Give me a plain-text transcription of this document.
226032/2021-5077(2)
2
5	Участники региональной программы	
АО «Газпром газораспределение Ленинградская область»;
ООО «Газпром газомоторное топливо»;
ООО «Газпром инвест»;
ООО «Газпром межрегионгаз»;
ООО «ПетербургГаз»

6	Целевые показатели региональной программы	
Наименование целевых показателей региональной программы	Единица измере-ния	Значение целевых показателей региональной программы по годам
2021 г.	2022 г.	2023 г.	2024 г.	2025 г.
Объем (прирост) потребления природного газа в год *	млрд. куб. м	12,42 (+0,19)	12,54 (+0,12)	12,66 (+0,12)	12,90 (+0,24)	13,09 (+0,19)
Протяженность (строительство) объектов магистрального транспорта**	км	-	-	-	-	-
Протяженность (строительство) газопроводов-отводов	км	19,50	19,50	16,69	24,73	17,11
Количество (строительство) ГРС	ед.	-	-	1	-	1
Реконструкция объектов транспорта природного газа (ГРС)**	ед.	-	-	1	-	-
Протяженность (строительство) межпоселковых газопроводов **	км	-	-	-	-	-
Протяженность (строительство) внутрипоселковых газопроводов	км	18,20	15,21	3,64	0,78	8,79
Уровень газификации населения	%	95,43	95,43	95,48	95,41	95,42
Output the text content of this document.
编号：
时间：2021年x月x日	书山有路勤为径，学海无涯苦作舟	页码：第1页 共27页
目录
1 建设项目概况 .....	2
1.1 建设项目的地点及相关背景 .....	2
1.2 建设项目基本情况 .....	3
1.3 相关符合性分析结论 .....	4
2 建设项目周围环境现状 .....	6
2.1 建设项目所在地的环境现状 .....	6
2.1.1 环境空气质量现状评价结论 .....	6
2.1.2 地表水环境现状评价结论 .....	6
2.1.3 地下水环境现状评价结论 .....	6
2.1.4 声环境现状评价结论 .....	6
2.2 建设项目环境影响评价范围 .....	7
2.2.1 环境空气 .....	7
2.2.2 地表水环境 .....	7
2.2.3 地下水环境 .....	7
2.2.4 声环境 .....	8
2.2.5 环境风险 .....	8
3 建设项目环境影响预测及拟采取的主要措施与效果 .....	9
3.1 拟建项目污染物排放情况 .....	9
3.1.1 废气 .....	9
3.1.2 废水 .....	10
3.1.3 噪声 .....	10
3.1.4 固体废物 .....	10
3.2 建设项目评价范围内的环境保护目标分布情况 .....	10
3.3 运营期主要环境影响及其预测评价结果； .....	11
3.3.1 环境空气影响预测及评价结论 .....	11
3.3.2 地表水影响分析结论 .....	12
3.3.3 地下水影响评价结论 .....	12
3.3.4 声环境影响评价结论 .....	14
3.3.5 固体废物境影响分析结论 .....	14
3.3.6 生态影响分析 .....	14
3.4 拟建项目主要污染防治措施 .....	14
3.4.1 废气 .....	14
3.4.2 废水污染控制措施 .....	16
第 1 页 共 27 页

-- Required work --
Your task is to give the records above again, exactly.

-- Result --
Give me a plain-text transcription of this document.
226032/2021-5077(2)
2
5	Участники региональной программы	
АО «Газпром газораспределение Ленинградская область»;
ООО «Газпром газомоторное топливо»;
ООО «Газпром инвест»;
ООО «Газпром межрегионгаз»;
ООО «ПетербургГаз»

6	Целевые показатели региональной программы	
Наименование целевых показателей региональной программы	Единица измере-ния	Значение целевых показателей региональной программы по годам
2021 г.	2022 г.	2023 г.	2024 г.	2025 г.
Объем (прирост) потребления природного газа в год *	млрд. куб. м	12,42 (+0,19)	12,54 (+0,12)	12,66 (+0,12)	12,90 (+0,24)	13,09 (+0,19)
Протяженность (строительство) объектов магистрального транспорта**	км	-	-	-	-	-
Протяженность (строительство) газопроводов-отводов	км	19,50	19,50	16,69	24,73	17,11
Количество (строительство) ГРС	ед.	-	-	1	-	1
Реконструкция объектов транспорта природного газа (ГРС)**	ед.	-	-	1	-	-
Протяженность (строительство) межпоселковых газопроводов **	км	-	-	-	-	-
Протяженность (строительство) внутрипоселковых газопроводов	км	18,20	15,21	3,64	0,78	8,79
Уровень газификации населения	%	95,43	95,43	95,48	95,41	95,42
Output the text content of this document.
编号：
时间：2021年x月x日	书山有路勤为径，学海无涯苦作舟	页码：第1页 共27页
目录
1 建设项目概况 .....	2
1.1 建设项目的地点及相关背景 .....	2
1.2 建设项目基本情况 .....	3
1.3 相关符合性分析结论 .....	4
2 建设项目周围环境现状 .....	6
2.1 建设项目所在地的环境现状 .....	6
2.1.1 环境空气质量现状评价结论 .....	6
2.1.2 地表水环境现状评价结论 .....	6
2.1.3 地下水环境现状评价结论 .....	6
2.1.4 声环境现状评价结论 .....	6
2.2 建设项目环境影响评价范围 .....	7
2.2.1 环境空气 .....	7
2.2.2 地表水环境 .....	7
2.2.3 地下水环境 .....	7
2.2.4 声环境 .....	8
2.2.5 环境风险 .....	8
3 建设项目环境影响预测及拟采取的主要措施与效果 .....	9
3.1 拟建项目污染物排放情况 .....	9
3.1.1 废气 .....	9
3.1.2 废水 .....	10
3.1.3 噪声 .....	10
3.1.4 固体废物 .....	10
3.2 建设项目评价范围内的环境保护目标分布情况 .....	10
3.3 运营期主要环境影响及其预测评价结果； .....	11
3.3.1 环境空气影响预测及评价结论 .....	11
3.3.2 地表水影响分析结论 .....	12
3.3.3 地下水影响评价结论 .....	12
3.3.4 声环境影响评价结论 .....	14
3.3.5 固体废物境影响分析结论 .....	14
3.3.6 生态影响分析 .....	14
3.4 拟建项目主要污染防治措施 .....	14
3.4.1 废气 .....	14
3.4.2 废水污染控制措施 .....	16
第 1 页 共 27 页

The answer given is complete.